Return every line of the data below unchanged, leaving out the pictures.

Coordinate annotation data:
____________

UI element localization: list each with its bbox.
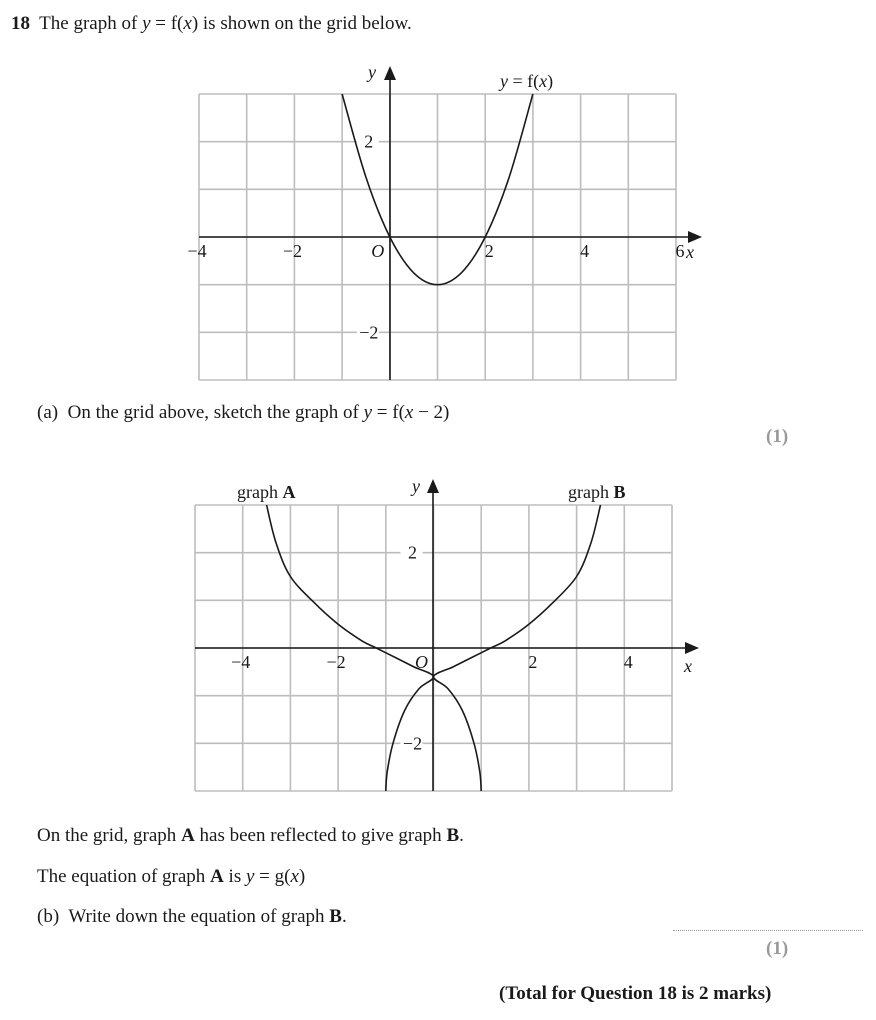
part-a-marks: (1) (766, 426, 789, 447)
part-b-end: . (341, 906, 347, 927)
x-axis-label: x (684, 656, 692, 676)
x-tick-label: 4 (623, 652, 633, 672)
stem-text: On the grid, graph (37, 825, 182, 846)
stem-y: y (245, 866, 255, 887)
part-a-text: On the grid above, sketch the graph of (67, 402, 364, 423)
x-axis-label: x (686, 242, 694, 262)
grid-2-labels (231, 476, 692, 753)
part-a-y: y (363, 402, 373, 423)
x-tick-label: 6 (675, 241, 685, 261)
question-number: 18 (11, 13, 30, 34)
y-axis-label: y (412, 476, 420, 496)
y-tick-label: −2 (402, 733, 423, 754)
stem-x: x (290, 866, 299, 887)
grid-1-labels (187, 62, 694, 342)
part-a-x: x (404, 402, 414, 423)
part-b-prompt (37, 906, 347, 928)
part-a-label: (a) (37, 402, 59, 423)
stem-text: The equation of graph (37, 866, 211, 887)
stem-graph-b: B (446, 825, 460, 846)
stem-text: ) (298, 866, 306, 887)
part-b-marks: (1) (766, 938, 789, 959)
stem-b-line1 (37, 825, 464, 847)
series-label-a: graph A (237, 482, 296, 502)
y-axis-arrow-icon (427, 479, 439, 493)
part-a-eq-post: − 2) (413, 402, 450, 423)
part-b-label: (b) (37, 906, 60, 927)
origin-label: O (415, 652, 428, 672)
stem-text: . (459, 825, 464, 846)
question-total: (Total for Question 18 is 2 marks) (499, 983, 772, 1004)
y-axis-arrow-icon (384, 66, 396, 80)
stem-eq: = g( (254, 866, 291, 887)
stem-graph-a: A (210, 866, 224, 887)
stem-text: has been reflected to give graph (194, 825, 447, 846)
part-a-prompt (37, 402, 449, 424)
stem-graph-a: A (181, 825, 195, 846)
x-tick-label: −2 (326, 652, 346, 672)
intro-post: ) is shown on the grid below. (191, 13, 412, 34)
y-axis-label: y (368, 62, 376, 82)
stem-text: is (223, 866, 246, 887)
x-tick-label: 2 (484, 241, 494, 261)
y-tick-label: 2 (364, 131, 374, 152)
x-tick-label: −4 (187, 241, 207, 261)
y-tick-label: 2 (408, 542, 417, 563)
part-b-text: Write down the equation of graph (68, 906, 330, 927)
y-tick-label: −2 (359, 322, 379, 343)
origin-label: O (371, 241, 385, 261)
part-a-eq: = f( (372, 402, 405, 423)
x-tick-label: 4 (580, 241, 590, 261)
part-b-graph-b: B (329, 906, 342, 927)
part-b-answer-line[interactable] (673, 930, 863, 931)
intro-y: y (142, 13, 151, 34)
curve-label-f-of-x: y = f(x) (500, 71, 554, 91)
x-tick-label: −2 (282, 241, 302, 261)
stem-b-line2 (37, 866, 305, 888)
intro-text: The graph of (39, 13, 143, 34)
x-tick-label: −4 (231, 652, 251, 672)
intro-x: x (183, 13, 192, 34)
series-label-b: graph B (568, 482, 626, 502)
x-tick-label: 2 (528, 652, 538, 672)
x-axis-arrow-icon (685, 642, 699, 654)
intro-eq: = f( (150, 13, 184, 34)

____________

RESULT:
UI element localization: list each with its bbox.
part-a-marks: (1) (766, 426, 789, 447)
part-b-end: . (341, 906, 347, 927)
x-axis-label: x (684, 656, 692, 676)
x-tick-label: 4 (623, 652, 633, 672)
stem-text: On the grid, graph (37, 825, 182, 846)
stem-y: y (245, 866, 255, 887)
part-a-text: On the grid above, sketch the graph of (67, 402, 364, 423)
x-axis-label: x (686, 242, 694, 262)
grid-2-labels (231, 476, 692, 753)
part-a-y: y (363, 402, 373, 423)
x-tick-label: 6 (675, 241, 685, 261)
question-number: 18 (11, 13, 30, 34)
y-axis-label: y (412, 476, 420, 496)
y-tick-label: −2 (402, 733, 423, 754)
stem-x: x (290, 866, 299, 887)
grid-1-labels (187, 62, 694, 342)
part-a-x: x (404, 402, 414, 423)
part-b-prompt (37, 906, 347, 928)
part-a-label: (a) (37, 402, 59, 423)
stem-text: The equation of graph (37, 866, 211, 887)
stem-graph-b: B (446, 825, 460, 846)
stem-text: ) (298, 866, 306, 887)
part-b-marks: (1) (766, 938, 789, 959)
stem-b-line1 (37, 825, 464, 847)
series-label-a: graph A (237, 482, 296, 502)
y-axis-arrow-icon (427, 479, 439, 493)
part-a-eq-post: − 2) (413, 402, 450, 423)
part-b-label: (b) (37, 906, 60, 927)
origin-label: O (415, 652, 428, 672)
stem-text: . (459, 825, 464, 846)
question-total: (Total for Question 18 is 2 marks) (499, 983, 772, 1004)
y-axis-arrow-icon (384, 66, 396, 80)
stem-eq: = g( (254, 866, 291, 887)
stem-graph-a: A (210, 866, 224, 887)
stem-text: has been reflected to give graph (194, 825, 447, 846)
part-a-prompt (37, 402, 449, 424)
stem-graph-a: A (181, 825, 195, 846)
x-tick-label: −2 (326, 652, 346, 672)
intro-post: ) is shown on the grid below. (191, 13, 412, 34)
y-axis-label: y (368, 62, 376, 82)
stem-text: is (223, 866, 246, 887)
x-tick-label: 2 (484, 241, 494, 261)
y-tick-label: 2 (364, 131, 374, 152)
x-tick-label: −4 (187, 241, 207, 261)
y-tick-label: 2 (408, 542, 417, 563)
part-b-text: Write down the equation of graph (68, 906, 330, 927)
y-tick-label: −2 (359, 322, 379, 343)
origin-label: O (371, 241, 385, 261)
part-a-eq: = f( (372, 402, 405, 423)
x-tick-label: 4 (580, 241, 590, 261)
part-b-graph-b: B (329, 906, 342, 927)
part-b-answer-line[interactable] (673, 930, 863, 931)
intro-y: y (142, 13, 151, 34)
curve-label-f-of-x: y = f(x) (500, 71, 554, 91)
x-tick-label: −2 (282, 241, 302, 261)
stem-b-line2 (37, 866, 305, 888)
intro-text: The graph of (39, 13, 143, 34)
x-tick-label: −4 (231, 652, 251, 672)
intro-x: x (183, 13, 192, 34)
series-label-b: graph B (568, 482, 626, 502)
x-tick-label: 2 (528, 652, 538, 672)
x-axis-arrow-icon (685, 642, 699, 654)
intro-eq: = f( (150, 13, 184, 34)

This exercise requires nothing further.